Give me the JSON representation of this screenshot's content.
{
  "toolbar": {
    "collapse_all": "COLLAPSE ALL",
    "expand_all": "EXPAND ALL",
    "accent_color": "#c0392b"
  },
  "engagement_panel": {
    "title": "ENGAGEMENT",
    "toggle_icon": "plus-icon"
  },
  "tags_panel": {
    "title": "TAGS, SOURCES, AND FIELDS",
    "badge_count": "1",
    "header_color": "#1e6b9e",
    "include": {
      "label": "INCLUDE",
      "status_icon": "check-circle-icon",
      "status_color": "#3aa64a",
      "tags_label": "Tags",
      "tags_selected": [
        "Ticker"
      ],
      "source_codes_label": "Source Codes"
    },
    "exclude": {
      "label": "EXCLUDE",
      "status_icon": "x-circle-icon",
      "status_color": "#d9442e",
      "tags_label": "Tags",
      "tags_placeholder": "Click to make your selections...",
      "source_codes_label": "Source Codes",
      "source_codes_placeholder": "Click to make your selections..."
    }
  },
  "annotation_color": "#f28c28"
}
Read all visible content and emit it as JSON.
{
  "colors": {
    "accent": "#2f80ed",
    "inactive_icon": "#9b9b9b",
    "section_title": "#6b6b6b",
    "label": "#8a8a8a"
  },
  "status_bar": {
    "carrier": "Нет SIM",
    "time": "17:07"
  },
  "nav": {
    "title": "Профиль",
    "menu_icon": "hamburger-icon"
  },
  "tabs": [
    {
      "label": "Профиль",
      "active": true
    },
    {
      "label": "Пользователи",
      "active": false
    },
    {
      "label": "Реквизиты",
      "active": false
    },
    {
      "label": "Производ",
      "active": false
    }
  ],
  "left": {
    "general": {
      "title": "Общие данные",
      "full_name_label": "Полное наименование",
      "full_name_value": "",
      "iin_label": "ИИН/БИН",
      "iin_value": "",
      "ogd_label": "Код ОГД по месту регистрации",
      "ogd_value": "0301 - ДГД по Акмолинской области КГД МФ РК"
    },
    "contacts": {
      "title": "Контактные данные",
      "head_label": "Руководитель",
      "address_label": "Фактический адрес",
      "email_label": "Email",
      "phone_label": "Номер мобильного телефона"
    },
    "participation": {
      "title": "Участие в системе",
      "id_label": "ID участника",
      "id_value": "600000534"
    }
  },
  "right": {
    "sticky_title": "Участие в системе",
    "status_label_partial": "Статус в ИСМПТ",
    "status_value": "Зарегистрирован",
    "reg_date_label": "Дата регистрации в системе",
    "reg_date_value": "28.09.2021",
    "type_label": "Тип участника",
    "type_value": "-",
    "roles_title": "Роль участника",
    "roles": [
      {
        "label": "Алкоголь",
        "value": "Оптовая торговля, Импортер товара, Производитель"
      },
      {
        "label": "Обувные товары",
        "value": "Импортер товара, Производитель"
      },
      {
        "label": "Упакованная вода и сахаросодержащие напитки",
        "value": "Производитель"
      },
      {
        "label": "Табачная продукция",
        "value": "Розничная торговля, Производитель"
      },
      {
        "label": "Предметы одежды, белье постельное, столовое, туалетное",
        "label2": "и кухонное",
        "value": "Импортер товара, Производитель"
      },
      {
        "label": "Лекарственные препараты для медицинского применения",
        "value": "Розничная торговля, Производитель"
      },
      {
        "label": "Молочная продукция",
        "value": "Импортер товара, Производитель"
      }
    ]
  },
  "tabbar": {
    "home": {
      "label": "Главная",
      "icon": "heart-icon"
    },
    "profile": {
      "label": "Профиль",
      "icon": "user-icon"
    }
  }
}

=======

- **Task**
Count the lines of the data that include the string "selections", and give only that number.

- **The result**
2